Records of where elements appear
____
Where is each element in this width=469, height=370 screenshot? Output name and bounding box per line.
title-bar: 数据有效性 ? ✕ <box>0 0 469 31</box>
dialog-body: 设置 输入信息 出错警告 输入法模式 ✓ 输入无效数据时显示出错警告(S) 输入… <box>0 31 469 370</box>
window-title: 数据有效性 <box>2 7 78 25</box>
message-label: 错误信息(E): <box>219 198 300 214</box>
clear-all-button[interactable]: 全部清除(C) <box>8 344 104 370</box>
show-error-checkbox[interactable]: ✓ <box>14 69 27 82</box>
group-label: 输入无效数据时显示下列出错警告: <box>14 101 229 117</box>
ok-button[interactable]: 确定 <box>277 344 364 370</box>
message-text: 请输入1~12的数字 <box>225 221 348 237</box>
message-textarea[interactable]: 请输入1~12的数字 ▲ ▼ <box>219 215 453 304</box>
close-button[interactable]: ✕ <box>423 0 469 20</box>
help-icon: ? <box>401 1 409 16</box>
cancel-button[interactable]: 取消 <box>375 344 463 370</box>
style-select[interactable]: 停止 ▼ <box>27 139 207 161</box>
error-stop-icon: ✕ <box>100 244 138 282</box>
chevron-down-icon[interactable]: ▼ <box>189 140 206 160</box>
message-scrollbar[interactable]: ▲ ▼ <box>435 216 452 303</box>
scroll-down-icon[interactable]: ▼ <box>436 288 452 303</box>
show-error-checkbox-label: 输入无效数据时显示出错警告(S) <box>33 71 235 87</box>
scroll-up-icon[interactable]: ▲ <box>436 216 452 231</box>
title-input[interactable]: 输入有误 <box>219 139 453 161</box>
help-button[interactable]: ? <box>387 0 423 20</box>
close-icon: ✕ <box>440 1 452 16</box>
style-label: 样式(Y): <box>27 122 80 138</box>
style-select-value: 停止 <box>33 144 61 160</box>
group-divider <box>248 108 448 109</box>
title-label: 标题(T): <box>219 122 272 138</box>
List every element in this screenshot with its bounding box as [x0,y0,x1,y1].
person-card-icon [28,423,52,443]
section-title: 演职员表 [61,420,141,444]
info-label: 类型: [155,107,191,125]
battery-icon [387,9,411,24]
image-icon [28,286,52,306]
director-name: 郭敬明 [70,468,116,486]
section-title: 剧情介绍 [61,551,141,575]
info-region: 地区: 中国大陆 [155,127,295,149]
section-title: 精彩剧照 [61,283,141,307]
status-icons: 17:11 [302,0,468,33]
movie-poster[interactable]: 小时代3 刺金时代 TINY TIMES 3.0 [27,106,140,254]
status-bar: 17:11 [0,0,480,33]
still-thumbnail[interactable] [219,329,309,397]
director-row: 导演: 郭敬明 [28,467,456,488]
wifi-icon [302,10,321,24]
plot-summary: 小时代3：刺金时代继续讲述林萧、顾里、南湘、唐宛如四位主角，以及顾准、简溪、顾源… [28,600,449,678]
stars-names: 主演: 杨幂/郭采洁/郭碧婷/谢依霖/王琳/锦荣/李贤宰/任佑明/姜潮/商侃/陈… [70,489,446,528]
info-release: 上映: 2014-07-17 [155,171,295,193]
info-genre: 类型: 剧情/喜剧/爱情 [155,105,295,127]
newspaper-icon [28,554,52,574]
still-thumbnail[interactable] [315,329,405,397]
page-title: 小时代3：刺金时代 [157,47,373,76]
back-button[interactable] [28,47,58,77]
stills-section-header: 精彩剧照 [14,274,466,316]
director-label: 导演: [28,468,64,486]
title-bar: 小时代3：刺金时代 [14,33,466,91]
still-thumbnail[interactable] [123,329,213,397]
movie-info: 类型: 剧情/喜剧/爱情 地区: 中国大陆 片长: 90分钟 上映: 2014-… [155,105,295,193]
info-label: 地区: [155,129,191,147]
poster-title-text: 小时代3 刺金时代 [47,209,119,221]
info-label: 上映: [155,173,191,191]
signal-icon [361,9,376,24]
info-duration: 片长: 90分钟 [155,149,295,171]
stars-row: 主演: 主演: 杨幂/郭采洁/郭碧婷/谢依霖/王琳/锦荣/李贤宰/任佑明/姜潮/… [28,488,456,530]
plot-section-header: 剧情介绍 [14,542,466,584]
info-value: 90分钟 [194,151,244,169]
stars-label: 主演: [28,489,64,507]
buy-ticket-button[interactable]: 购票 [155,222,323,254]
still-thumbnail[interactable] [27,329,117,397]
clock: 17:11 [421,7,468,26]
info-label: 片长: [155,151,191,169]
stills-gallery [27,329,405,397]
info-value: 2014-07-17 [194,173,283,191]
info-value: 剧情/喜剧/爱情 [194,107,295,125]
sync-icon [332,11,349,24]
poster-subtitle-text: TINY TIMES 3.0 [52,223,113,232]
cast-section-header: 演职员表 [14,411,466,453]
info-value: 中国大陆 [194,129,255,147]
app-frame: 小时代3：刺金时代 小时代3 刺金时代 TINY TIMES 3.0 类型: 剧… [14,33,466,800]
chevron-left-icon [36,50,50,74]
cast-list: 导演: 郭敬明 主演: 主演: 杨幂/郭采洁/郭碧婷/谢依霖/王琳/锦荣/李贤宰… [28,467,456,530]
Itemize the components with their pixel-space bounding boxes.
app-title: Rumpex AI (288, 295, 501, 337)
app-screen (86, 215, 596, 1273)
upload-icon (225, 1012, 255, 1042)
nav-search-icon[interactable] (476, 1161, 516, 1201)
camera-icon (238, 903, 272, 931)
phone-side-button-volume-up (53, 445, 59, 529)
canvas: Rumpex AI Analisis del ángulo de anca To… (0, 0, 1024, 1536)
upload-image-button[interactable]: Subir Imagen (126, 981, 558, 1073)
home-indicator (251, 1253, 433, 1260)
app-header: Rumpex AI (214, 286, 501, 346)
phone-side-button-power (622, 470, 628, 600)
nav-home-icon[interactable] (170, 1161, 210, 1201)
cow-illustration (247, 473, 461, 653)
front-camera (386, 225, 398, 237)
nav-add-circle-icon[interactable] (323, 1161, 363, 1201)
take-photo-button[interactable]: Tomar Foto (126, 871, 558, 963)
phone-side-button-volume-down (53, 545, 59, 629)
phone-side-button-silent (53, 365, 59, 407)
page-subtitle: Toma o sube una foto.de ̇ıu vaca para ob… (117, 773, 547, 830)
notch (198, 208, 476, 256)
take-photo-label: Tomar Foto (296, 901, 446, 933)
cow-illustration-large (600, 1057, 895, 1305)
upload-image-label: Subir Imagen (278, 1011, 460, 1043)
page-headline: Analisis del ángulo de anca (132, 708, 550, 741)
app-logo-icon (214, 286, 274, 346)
____
Rewrite all of the lines above, replacing every occurrence of "section-title" with "section-heading" and leaving everything else unchanged.

Where is each element in this width=469, height=370 screenshot? Output name and bounding box per line.
title-bar: 数据有效性 ? ✕ <box>0 0 469 31</box>
dialog-body: 设置 输入信息 出错警告 输入法模式 ✓ 输入无效数据时显示出错警告(S) 输入… <box>0 31 469 370</box>
window-title: 数据有效性 <box>2 7 78 25</box>
message-label: 错误信息(E): <box>219 198 300 214</box>
clear-all-button[interactable]: 全部清除(C) <box>8 344 104 370</box>
show-error-checkbox[interactable]: ✓ <box>14 69 27 82</box>
group-label: 输入无效数据时显示下列出错警告: <box>14 101 229 117</box>
ok-button[interactable]: 确定 <box>277 344 364 370</box>
message-text: 请输入1~12的数字 <box>225 221 348 237</box>
message-textarea[interactable]: 请输入1~12的数字 ▲ ▼ <box>219 215 453 304</box>
close-button[interactable]: ✕ <box>423 0 469 20</box>
help-icon: ? <box>401 1 409 16</box>
cancel-button[interactable]: 取消 <box>375 344 463 370</box>
style-select[interactable]: 停止 ▼ <box>27 139 207 161</box>
error-stop-icon: ✕ <box>100 244 138 282</box>
chevron-down-icon[interactable]: ▼ <box>189 140 206 160</box>
message-scrollbar[interactable]: ▲ ▼ <box>435 216 452 303</box>
scroll-down-icon[interactable]: ▼ <box>436 288 452 303</box>
show-error-checkbox-label: 输入无效数据时显示出错警告(S) <box>33 71 235 87</box>
scroll-up-icon[interactable]: ▲ <box>436 216 452 231</box>
title-input[interactable]: 输入有误 <box>219 139 453 161</box>
help-button[interactable]: ? <box>387 0 423 20</box>
close-icon: ✕ <box>440 1 452 16</box>
style-label: 样式(Y): <box>27 122 80 138</box>
style-select-value: 停止 <box>33 144 61 160</box>
group-divider <box>248 108 448 109</box>
title-label: 标题(T): <box>219 122 272 138</box>
List every element in this screenshot with its bounding box as [x0,y0,x1,y1].
person-card-icon [28,423,52,443]
section-heading: 演职员表 [61,420,141,444]
info-label: 类型: [155,107,191,125]
battery-icon [387,9,411,24]
image-icon [28,286,52,306]
director-name: 郭敬明 [70,468,116,486]
section-heading: 剧情介绍 [61,551,141,575]
info-region: 地区: 中国大陆 [155,127,295,149]
section-heading: 精彩剧照 [61,283,141,307]
status-icons: 17:11 [302,0,468,33]
movie-poster[interactable]: 小时代3 刺金时代 TINY TIMES 3.0 [27,106,140,254]
status-bar: 17:11 [0,0,480,33]
still-thumbnail[interactable] [219,329,309,397]
director-row: 导演: 郭敬明 [28,467,456,488]
wifi-icon [302,10,321,24]
plot-summary: 小时代3：刺金时代继续讲述林萧、顾里、南湘、唐宛如四位主角，以及顾准、简溪、顾源… [28,600,449,678]
stars-names: 主演: 杨幂/郭采洁/郭碧婷/谢依霖/王琳/锦荣/李贤宰/任佑明/姜潮/商侃/陈… [70,489,446,528]
info-release: 上映: 2014-07-17 [155,171,295,193]
info-genre: 类型: 剧情/喜剧/爱情 [155,105,295,127]
newspaper-icon [28,554,52,574]
still-thumbnail[interactable] [315,329,405,397]
page-title: 小时代3：刺金时代 [157,47,373,76]
back-button[interactable] [28,47,58,77]
stills-section-header: 精彩剧照 [14,274,466,316]
director-label: 导演: [28,468,64,486]
title-bar: 小时代3：刺金时代 [14,33,466,91]
still-thumbnail[interactable] [123,329,213,397]
movie-info: 类型: 剧情/喜剧/爱情 地区: 中国大陆 片长: 90分钟 上映: 2014-… [155,105,295,193]
info-label: 地区: [155,129,191,147]
poster-title-text: 小时代3 刺金时代 [47,209,119,221]
info-label: 上映: [155,173,191,191]
signal-icon [361,9,376,24]
info-duration: 片长: 90分钟 [155,149,295,171]
stars-row: 主演: 主演: 杨幂/郭采洁/郭碧婷/谢依霖/王琳/锦荣/李贤宰/任佑明/姜潮/… [28,488,456,530]
plot-section-header: 剧情介绍 [14,542,466,584]
info-value: 90分钟 [194,151,244,169]
stars-label: 主演: [28,489,64,507]
buy-ticket-button[interactable]: 购票 [155,222,323,254]
still-thumbnail[interactable] [27,329,117,397]
clock: 17:11 [421,7,468,26]
info-label: 片长: [155,151,191,169]
stills-gallery [27,329,405,397]
info-value: 2014-07-17 [194,173,283,191]
info-value: 剧情/喜剧/爱情 [194,107,295,125]
sync-icon [332,11,349,24]
poster-subtitle-text: TINY TIMES 3.0 [52,223,113,232]
cast-section-header: 演职员表 [14,411,466,453]
info-value: 中国大陆 [194,129,255,147]
app-frame: 小时代3：刺金时代 小时代3 刺金时代 TINY TIMES 3.0 类型: 剧… [14,33,466,800]
chevron-left-icon [36,50,50,74]
cast-list: 导演: 郭敬明 主演: 主演: 杨幂/郭采洁/郭碧婷/谢依霖/王琳/锦荣/李贤宰… [28,467,456,530]
Itemize the components with their pixel-space bounding boxes.
app-title: Rumpex AI (288, 295, 501, 337)
app-screen (86, 215, 596, 1273)
upload-icon (225, 1012, 255, 1042)
nav-search-icon[interactable] (476, 1161, 516, 1201)
camera-icon (238, 903, 272, 931)
phone-side-button-volume-up (53, 445, 59, 529)
canvas: Rumpex AI Analisis del ángulo de anca To… (0, 0, 1024, 1536)
upload-image-button[interactable]: Subir Imagen (126, 981, 558, 1073)
home-indicator (251, 1253, 433, 1260)
app-header: Rumpex AI (214, 286, 501, 346)
phone-side-button-power (622, 470, 628, 600)
nav-home-icon[interactable] (170, 1161, 210, 1201)
cow-illustration (247, 473, 461, 653)
front-camera (386, 225, 398, 237)
nav-add-circle-icon[interactable] (323, 1161, 363, 1201)
take-photo-button[interactable]: Tomar Foto (126, 871, 558, 963)
phone-side-button-volume-down (53, 545, 59, 629)
phone-side-button-silent (53, 365, 59, 407)
page-subtitle: Toma o sube una foto.de ̇ıu vaca para ob… (117, 773, 547, 830)
notch (198, 208, 476, 256)
take-photo-label: Tomar Foto (296, 901, 446, 933)
cow-illustration-large (600, 1057, 895, 1305)
upload-image-label: Subir Imagen (278, 1011, 460, 1043)
page-headline: Analisis del ángulo de anca (132, 708, 550, 741)
app-logo-icon (214, 286, 274, 346)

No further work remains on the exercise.